Work instructions:
Transcribe each record exactly. Include every one.

Dataset records:
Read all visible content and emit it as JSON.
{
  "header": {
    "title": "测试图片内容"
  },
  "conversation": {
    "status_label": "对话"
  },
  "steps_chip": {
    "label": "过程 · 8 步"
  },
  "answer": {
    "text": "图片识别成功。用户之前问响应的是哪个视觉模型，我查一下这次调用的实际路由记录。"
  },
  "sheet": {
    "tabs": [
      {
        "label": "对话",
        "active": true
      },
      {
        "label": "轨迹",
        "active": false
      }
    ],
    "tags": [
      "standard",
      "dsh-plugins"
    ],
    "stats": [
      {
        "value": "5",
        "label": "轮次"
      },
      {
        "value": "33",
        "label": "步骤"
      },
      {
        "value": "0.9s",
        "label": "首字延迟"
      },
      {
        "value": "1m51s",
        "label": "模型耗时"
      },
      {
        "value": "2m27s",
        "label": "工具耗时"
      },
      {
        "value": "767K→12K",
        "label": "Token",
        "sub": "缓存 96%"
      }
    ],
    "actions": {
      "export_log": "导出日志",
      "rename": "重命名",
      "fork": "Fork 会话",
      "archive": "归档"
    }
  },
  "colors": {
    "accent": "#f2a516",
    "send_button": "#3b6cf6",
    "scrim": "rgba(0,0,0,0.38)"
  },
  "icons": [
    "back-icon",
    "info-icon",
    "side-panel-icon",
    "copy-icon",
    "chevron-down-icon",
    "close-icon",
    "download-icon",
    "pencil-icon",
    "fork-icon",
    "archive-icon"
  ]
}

Answer to this task:
Read all visible content and emit it as JSON.
{
  "header": {
    "title": "测试图片内容"
  },
  "conversation": {
    "status_label": "对话"
  },
  "steps_chip": {
    "label": "过程 · 8 步"
  },
  "answer": {
    "text": "图片识别成功。用户之前问响应的是哪个视觉模型，我查一下这次调用的实际路由记录。"
  },
  "sheet": {
    "tabs": [
      {
        "label": "对话",
        "active": true
      },
      {
        "label": "轨迹",
        "active": false
      }
    ],
    "tags": [
      "standard",
      "dsh-plugins"
    ],
    "stats": [
      {
        "value": "5",
        "label": "轮次"
      },
      {
        "value": "33",
        "label": "步骤"
      },
      {
        "value": "0.9s",
        "label": "首字延迟"
      },
      {
        "value": "1m51s",
        "label": "模型耗时"
      },
      {
        "value": "2m27s",
        "label": "工具耗时"
      },
      {
        "value": "767K→12K",
        "label": "Token",
        "sub": "缓存 96%"
      }
    ],
    "actions": {
      "export_log": "导出日志",
      "rename": "重命名",
      "fork": "Fork 会话",
      "archive": "归档"
    }
  },
  "colors": {
    "accent": "#f2a516",
    "send_button": "#3b6cf6",
    "scrim": "rgba(0,0,0,0.38)"
  },
  "icons": [
    "back-icon",
    "info-icon",
    "side-panel-icon",
    "copy-icon",
    "chevron-down-icon",
    "close-icon",
    "download-icon",
    "pencil-icon",
    "fork-icon",
    "archive-icon"
  ]
}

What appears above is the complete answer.